**AIM OF THE TASK**
Find the lines holding the string "recycled" in the data, then copy all of them.

<<<<

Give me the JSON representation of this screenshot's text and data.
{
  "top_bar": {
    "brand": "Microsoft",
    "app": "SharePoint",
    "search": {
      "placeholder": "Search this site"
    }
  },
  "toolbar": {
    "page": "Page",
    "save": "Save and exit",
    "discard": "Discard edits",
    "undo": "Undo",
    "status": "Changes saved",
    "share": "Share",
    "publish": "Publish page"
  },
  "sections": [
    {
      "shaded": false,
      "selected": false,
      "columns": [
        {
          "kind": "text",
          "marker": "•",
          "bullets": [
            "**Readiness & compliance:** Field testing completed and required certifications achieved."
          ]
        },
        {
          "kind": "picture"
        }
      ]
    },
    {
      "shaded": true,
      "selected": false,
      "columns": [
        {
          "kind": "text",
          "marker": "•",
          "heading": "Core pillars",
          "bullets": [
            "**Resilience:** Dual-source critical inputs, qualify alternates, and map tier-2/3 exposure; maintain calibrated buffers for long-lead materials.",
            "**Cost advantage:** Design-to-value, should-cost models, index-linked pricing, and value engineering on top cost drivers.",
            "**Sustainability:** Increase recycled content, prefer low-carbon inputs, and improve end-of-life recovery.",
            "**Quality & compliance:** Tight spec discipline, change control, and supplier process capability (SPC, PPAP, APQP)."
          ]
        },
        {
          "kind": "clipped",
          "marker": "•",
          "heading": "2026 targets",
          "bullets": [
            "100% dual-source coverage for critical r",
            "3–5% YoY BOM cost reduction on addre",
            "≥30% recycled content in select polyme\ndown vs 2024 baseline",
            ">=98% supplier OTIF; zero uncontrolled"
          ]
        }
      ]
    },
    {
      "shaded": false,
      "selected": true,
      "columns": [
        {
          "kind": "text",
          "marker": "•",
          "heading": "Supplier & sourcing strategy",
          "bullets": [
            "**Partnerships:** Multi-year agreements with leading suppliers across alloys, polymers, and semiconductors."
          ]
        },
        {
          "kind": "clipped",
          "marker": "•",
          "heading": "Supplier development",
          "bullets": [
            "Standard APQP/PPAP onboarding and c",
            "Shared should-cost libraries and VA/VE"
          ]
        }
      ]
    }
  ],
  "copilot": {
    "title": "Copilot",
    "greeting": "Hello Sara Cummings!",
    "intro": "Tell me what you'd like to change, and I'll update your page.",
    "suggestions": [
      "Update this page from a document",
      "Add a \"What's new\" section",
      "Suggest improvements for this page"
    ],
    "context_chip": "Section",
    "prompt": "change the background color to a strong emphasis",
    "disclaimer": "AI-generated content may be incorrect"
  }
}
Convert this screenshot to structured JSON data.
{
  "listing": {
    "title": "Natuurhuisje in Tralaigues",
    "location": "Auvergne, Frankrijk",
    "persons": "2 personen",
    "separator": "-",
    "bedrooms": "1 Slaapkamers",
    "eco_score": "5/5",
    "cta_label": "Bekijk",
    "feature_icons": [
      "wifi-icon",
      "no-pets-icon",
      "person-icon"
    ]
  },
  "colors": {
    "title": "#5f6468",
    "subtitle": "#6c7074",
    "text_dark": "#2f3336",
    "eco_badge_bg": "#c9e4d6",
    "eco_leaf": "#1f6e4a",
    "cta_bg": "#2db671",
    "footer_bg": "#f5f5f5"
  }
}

>>>>

**RESULT OF THIS EXERCISE**
            "**Sustainability:** Increase recycled content, prefer low-carbon inputs, and improve end-of-life recovery.",
            "≥30% recycled content in select polyme\ndown vs 2024 baseline",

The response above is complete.